>> Begin THE DATA

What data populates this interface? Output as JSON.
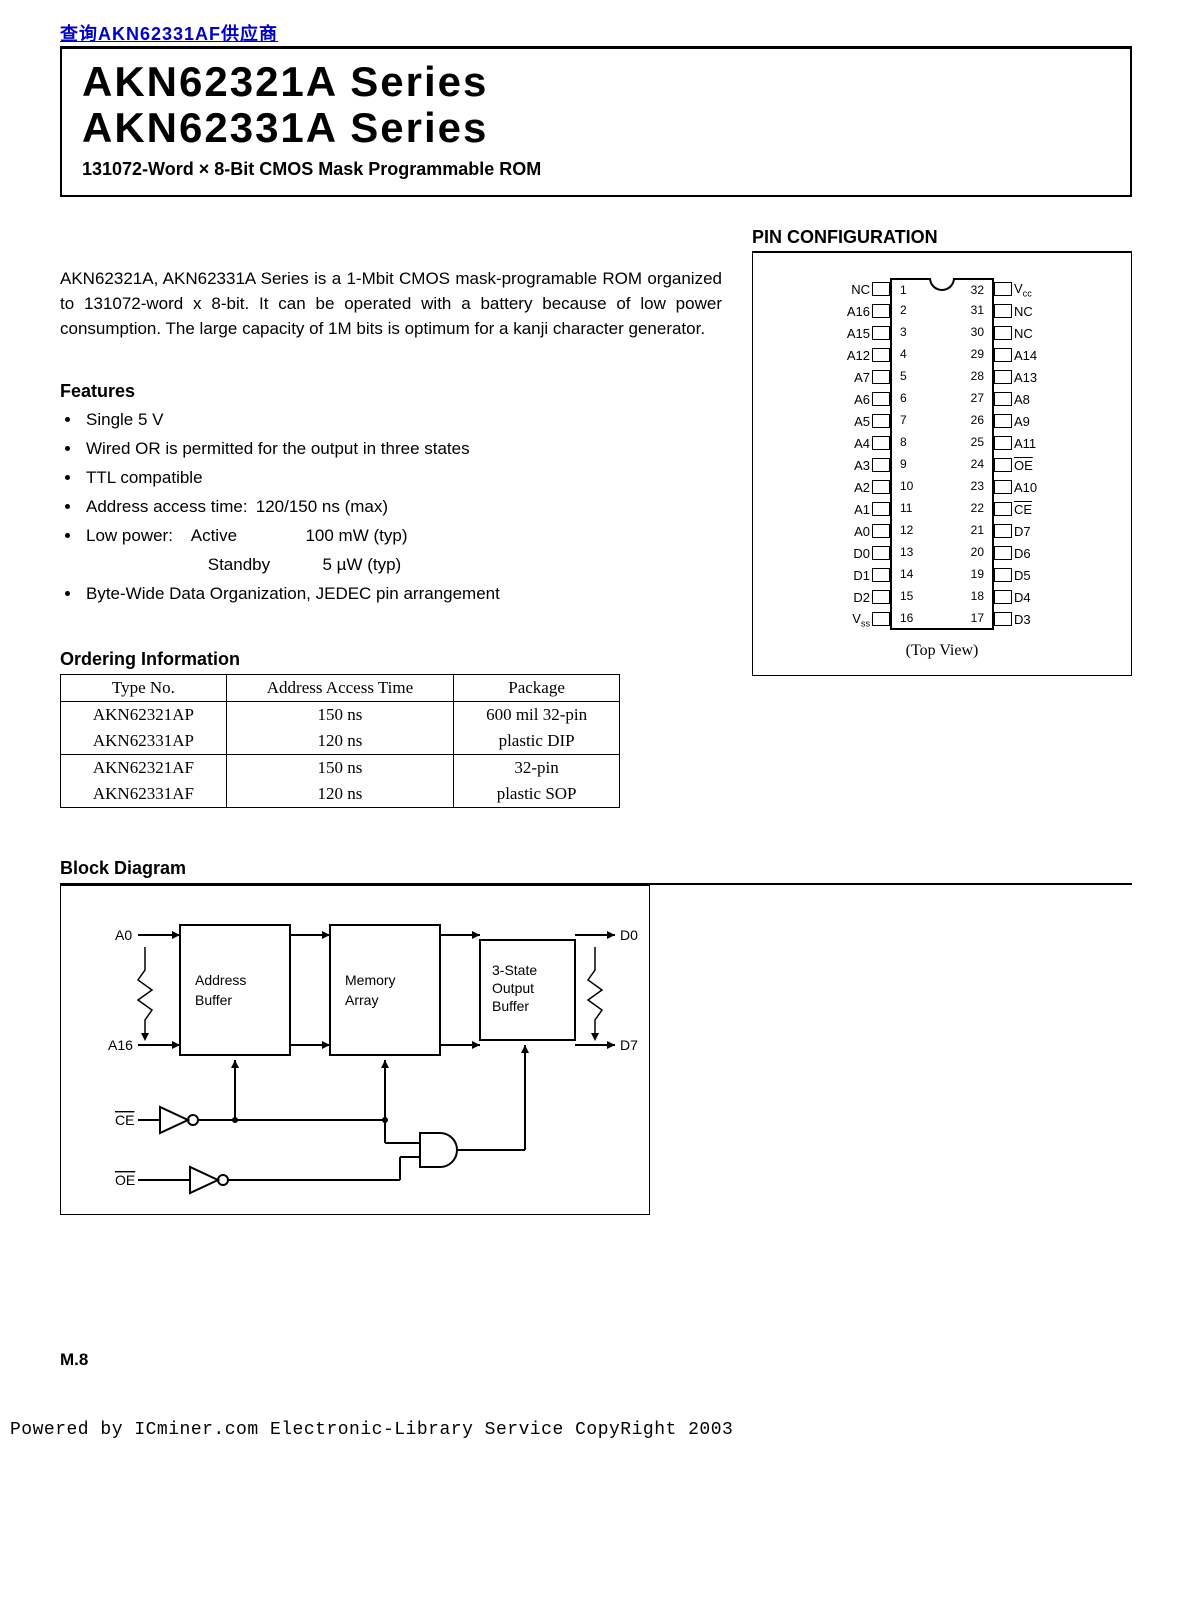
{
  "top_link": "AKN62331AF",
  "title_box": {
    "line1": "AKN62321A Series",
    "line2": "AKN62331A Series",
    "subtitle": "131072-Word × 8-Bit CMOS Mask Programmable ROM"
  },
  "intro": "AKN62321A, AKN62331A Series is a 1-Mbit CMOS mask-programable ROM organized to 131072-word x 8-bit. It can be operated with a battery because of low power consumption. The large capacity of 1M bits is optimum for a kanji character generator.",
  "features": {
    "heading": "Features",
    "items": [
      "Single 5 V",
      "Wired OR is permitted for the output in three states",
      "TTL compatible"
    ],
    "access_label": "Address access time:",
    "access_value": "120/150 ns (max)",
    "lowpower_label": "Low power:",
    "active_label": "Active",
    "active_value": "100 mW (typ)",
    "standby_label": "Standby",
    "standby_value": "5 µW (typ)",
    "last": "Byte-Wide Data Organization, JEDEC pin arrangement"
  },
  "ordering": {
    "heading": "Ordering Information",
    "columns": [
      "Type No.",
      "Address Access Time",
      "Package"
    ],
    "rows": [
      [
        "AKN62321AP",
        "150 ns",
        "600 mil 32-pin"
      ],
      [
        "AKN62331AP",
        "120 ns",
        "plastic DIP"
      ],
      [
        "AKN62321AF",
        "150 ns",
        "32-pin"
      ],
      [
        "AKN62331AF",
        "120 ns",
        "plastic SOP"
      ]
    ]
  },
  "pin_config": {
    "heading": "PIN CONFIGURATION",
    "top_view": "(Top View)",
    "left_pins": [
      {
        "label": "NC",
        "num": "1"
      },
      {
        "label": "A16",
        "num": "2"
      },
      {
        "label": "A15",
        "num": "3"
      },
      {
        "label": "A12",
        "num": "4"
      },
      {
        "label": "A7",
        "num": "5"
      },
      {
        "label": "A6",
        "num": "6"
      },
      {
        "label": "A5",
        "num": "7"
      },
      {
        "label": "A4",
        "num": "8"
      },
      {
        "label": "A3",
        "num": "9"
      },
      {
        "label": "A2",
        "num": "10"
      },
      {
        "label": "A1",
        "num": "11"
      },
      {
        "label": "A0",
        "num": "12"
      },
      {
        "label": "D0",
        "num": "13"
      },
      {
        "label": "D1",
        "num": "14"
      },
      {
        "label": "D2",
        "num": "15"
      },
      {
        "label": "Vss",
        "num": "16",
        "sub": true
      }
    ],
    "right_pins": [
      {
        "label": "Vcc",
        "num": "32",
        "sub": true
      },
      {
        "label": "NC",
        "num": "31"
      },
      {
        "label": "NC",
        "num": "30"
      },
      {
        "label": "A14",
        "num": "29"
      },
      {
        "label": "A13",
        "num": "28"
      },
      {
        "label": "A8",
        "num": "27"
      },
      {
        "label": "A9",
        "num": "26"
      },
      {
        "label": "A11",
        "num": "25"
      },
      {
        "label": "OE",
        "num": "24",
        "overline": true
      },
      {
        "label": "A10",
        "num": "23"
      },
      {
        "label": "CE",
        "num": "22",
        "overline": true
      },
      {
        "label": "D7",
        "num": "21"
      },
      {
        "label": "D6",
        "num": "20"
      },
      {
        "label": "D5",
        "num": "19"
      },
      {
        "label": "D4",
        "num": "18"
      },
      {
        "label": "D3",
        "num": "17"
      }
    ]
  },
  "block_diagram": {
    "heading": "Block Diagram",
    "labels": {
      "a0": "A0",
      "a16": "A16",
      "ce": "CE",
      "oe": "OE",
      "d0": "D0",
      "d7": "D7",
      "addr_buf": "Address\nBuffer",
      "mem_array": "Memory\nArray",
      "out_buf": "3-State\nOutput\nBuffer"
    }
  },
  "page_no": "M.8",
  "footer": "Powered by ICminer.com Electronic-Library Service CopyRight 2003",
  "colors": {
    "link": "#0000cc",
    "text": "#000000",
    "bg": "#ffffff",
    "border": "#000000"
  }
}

>> End THE DATA

Reproduce the material above verbatim; omit every picture.

→ SOLUTION BELOW:
What data populates this interface? Output as JSON.
{
  "top_link": "AKN62331AF",
  "title_box": {
    "line1": "AKN62321A Series",
    "line2": "AKN62331A Series",
    "subtitle": "131072-Word × 8-Bit CMOS Mask Programmable ROM"
  },
  "intro": "AKN62321A, AKN62331A Series is a 1-Mbit CMOS mask-programable ROM organized to 131072-word x 8-bit. It can be operated with a battery because of low power consumption. The large capacity of 1M bits is optimum for a kanji character generator.",
  "features": {
    "heading": "Features",
    "items": [
      "Single 5 V",
      "Wired OR is permitted for the output in three states",
      "TTL compatible"
    ],
    "access_label": "Address access time:",
    "access_value": "120/150 ns (max)",
    "lowpower_label": "Low power:",
    "active_label": "Active",
    "active_value": "100 mW (typ)",
    "standby_label": "Standby",
    "standby_value": "5 µW (typ)",
    "last": "Byte-Wide Data Organization, JEDEC pin arrangement"
  },
  "ordering": {
    "heading": "Ordering Information",
    "columns": [
      "Type No.",
      "Address Access Time",
      "Package"
    ],
    "rows": [
      [
        "AKN62321AP",
        "150 ns",
        "600 mil 32-pin"
      ],
      [
        "AKN62331AP",
        "120 ns",
        "plastic DIP"
      ],
      [
        "AKN62321AF",
        "150 ns",
        "32-pin"
      ],
      [
        "AKN62331AF",
        "120 ns",
        "plastic SOP"
      ]
    ]
  },
  "pin_config": {
    "heading": "PIN CONFIGURATION",
    "top_view": "(Top View)",
    "left_pins": [
      {
        "label": "NC",
        "num": "1"
      },
      {
        "label": "A16",
        "num": "2"
      },
      {
        "label": "A15",
        "num": "3"
      },
      {
        "label": "A12",
        "num": "4"
      },
      {
        "label": "A7",
        "num": "5"
      },
      {
        "label": "A6",
        "num": "6"
      },
      {
        "label": "A5",
        "num": "7"
      },
      {
        "label": "A4",
        "num": "8"
      },
      {
        "label": "A3",
        "num": "9"
      },
      {
        "label": "A2",
        "num": "10"
      },
      {
        "label": "A1",
        "num": "11"
      },
      {
        "label": "A0",
        "num": "12"
      },
      {
        "label": "D0",
        "num": "13"
      },
      {
        "label": "D1",
        "num": "14"
      },
      {
        "label": "D2",
        "num": "15"
      },
      {
        "label": "Vss",
        "num": "16",
        "sub": true
      }
    ],
    "right_pins": [
      {
        "label": "Vcc",
        "num": "32",
        "sub": true
      },
      {
        "label": "NC",
        "num": "31"
      },
      {
        "label": "NC",
        "num": "30"
      },
      {
        "label": "A14",
        "num": "29"
      },
      {
        "label": "A13",
        "num": "28"
      },
      {
        "label": "A8",
        "num": "27"
      },
      {
        "label": "A9",
        "num": "26"
      },
      {
        "label": "A11",
        "num": "25"
      },
      {
        "label": "OE",
        "num": "24",
        "overline": true
      },
      {
        "label": "A10",
        "num": "23"
      },
      {
        "label": "CE",
        "num": "22",
        "overline": true
      },
      {
        "label": "D7",
        "num": "21"
      },
      {
        "label": "D6",
        "num": "20"
      },
      {
        "label": "D5",
        "num": "19"
      },
      {
        "label": "D4",
        "num": "18"
      },
      {
        "label": "D3",
        "num": "17"
      }
    ]
  },
  "block_diagram": {
    "heading": "Block Diagram",
    "labels": {
      "a0": "A0",
      "a16": "A16",
      "ce": "CE",
      "oe": "OE",
      "d0": "D0",
      "d7": "D7",
      "addr_buf": "Address\nBuffer",
      "mem_array": "Memory\nArray",
      "out_buf": "3-State\nOutput\nBuffer"
    }
  },
  "page_no": "M.8",
  "footer": "Powered by ICminer.com Electronic-Library Service CopyRight 2003",
  "colors": {
    "link": "#0000cc",
    "text": "#000000",
    "bg": "#ffffff",
    "border": "#000000"
  }
}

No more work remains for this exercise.